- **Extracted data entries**
-- -- --
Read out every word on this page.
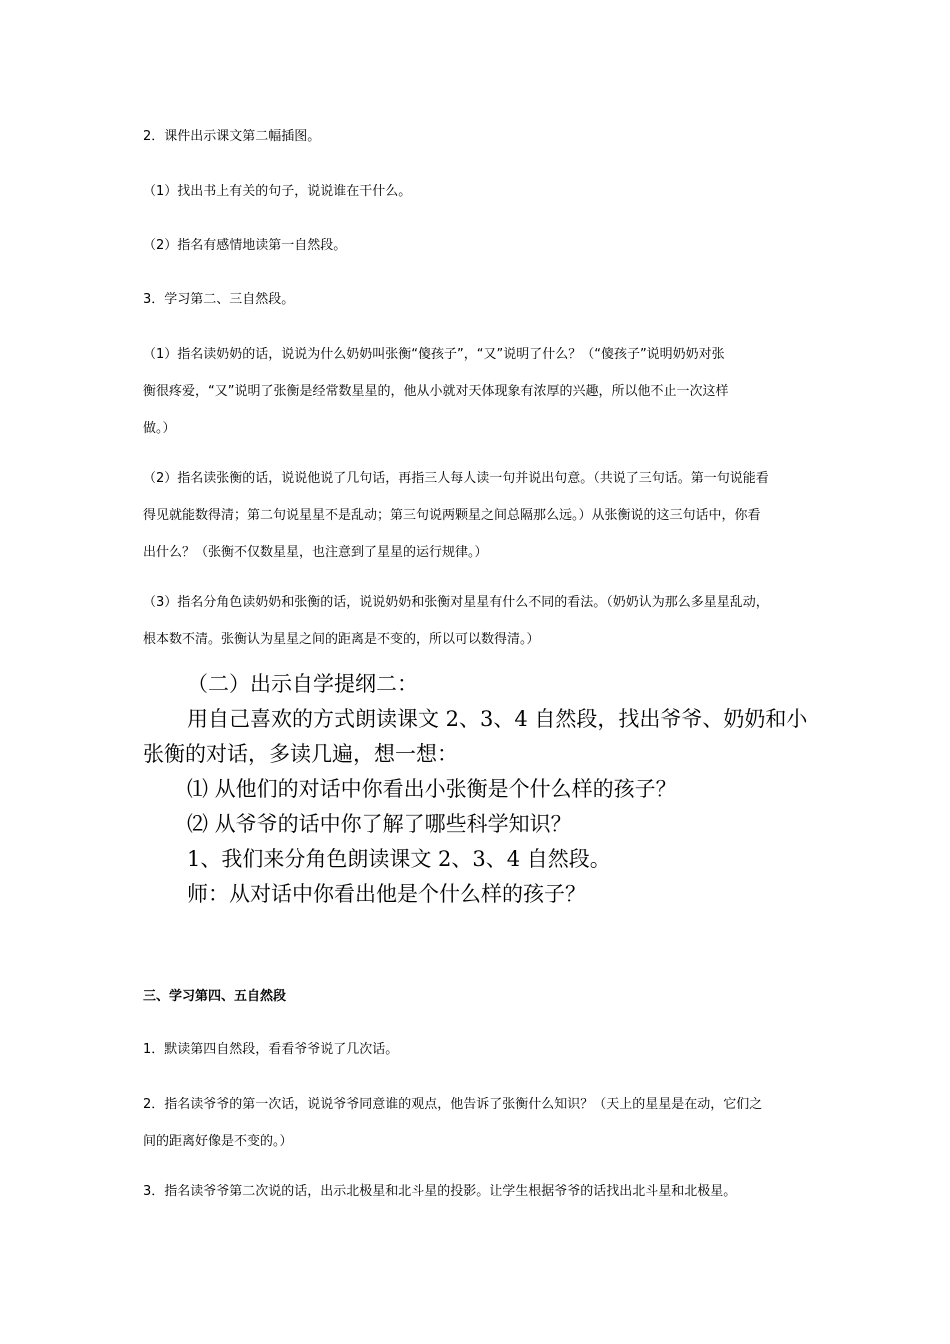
2．课件出示课文第二幅插图。

（1）找出书上有关的句子，说说谁在干什么。

（2）指名有感情地读第一自然段。

3．学习第二、三自然段。

（1）指名读奶奶的话，说说为什么奶奶叫张衡“傻孩子”，“又”说明了什么？（“傻孩子”说明奶奶对张
衡很疼爱，“又”说明了张衡是经常数星星的，他从小就对天体现象有浓厚的兴趣，所以他不止一次这样
做。）
（2）指名读张衡的话，说说他说了几句话，再指三人每人读一句并说出句意。（共说了三句话。第一句说能看
得见就能数得清；第二句说星星不是乱动；第三句说两颗星之间总隔那么远。）从张衡说的这三句话中，你看
出什么？（张衡不仅数星星，也注意到了星星的运行规律。）
（3）指名分角色读奶奶和张衡的话，说说奶奶和张衡对星星有什么不同的看法。（奶奶认为那么多星星乱动，
根本数不清。张衡认为星星之间的距离是不变的，所以可以数得清。）

（二）出示自学提纲二：

用自己喜欢的方式朗读课文 2、3、4 自然段，找出爷爷、奶奶和小

张衡的对话，多读几遍，想一想：

⑴ 从他们的对话中你看出小张衡是个什么样的孩子？

⑵ 从爷爷的话中你了解了哪些科学知识？

1、我们来分角色朗读课文 2、3、4 自然段。

师：从对话中你看出他是个什么样的孩子？

三、学习第四、五自然段

1．默读第四自然段，看看爷爷说了几次话。

2．指名读爷爷的第一次话，说说爷爷同意谁的观点，他告诉了张衡什么知识？（天上的星星是在动，它们之
间的距离好像是不变的。）

3．指名读爷爷第二次说的话，出示北极星和北斗星的投影。让学生根据爷爷的话找出北斗星和北极星。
-- -- --
- **GOAL OF THE EXERCISE**
Set the entries down again exactly. Do not include the images.

- **TASK OUTPUT**
Read out every word on this page.
2．课件出示课文第二幅插图。

（1）找出书上有关的句子，说说谁在干什么。

（2）指名有感情地读第一自然段。

3．学习第二、三自然段。

（1）指名读奶奶的话，说说为什么奶奶叫张衡“傻孩子”，“又”说明了什么？（“傻孩子”说明奶奶对张
衡很疼爱，“又”说明了张衡是经常数星星的，他从小就对天体现象有浓厚的兴趣，所以他不止一次这样
做。）
（2）指名读张衡的话，说说他说了几句话，再指三人每人读一句并说出句意。（共说了三句话。第一句说能看
得见就能数得清；第二句说星星不是乱动；第三句说两颗星之间总隔那么远。）从张衡说的这三句话中，你看
出什么？（张衡不仅数星星，也注意到了星星的运行规律。）
（3）指名分角色读奶奶和张衡的话，说说奶奶和张衡对星星有什么不同的看法。（奶奶认为那么多星星乱动，
根本数不清。张衡认为星星之间的距离是不变的，所以可以数得清。）

（二）出示自学提纲二：

用自己喜欢的方式朗读课文 2、3、4 自然段，找出爷爷、奶奶和小

张衡的对话，多读几遍，想一想：

⑴ 从他们的对话中你看出小张衡是个什么样的孩子？

⑵ 从爷爷的话中你了解了哪些科学知识？

1、我们来分角色朗读课文 2、3、4 自然段。

师：从对话中你看出他是个什么样的孩子？

三、学习第四、五自然段

1．默读第四自然段，看看爷爷说了几次话。

2．指名读爷爷的第一次话，说说爷爷同意谁的观点，他告诉了张衡什么知识？（天上的星星是在动，它们之
间的距离好像是不变的。）

3．指名读爷爷第二次说的话，出示北极星和北斗星的投影。让学生根据爷爷的话找出北斗星和北极星。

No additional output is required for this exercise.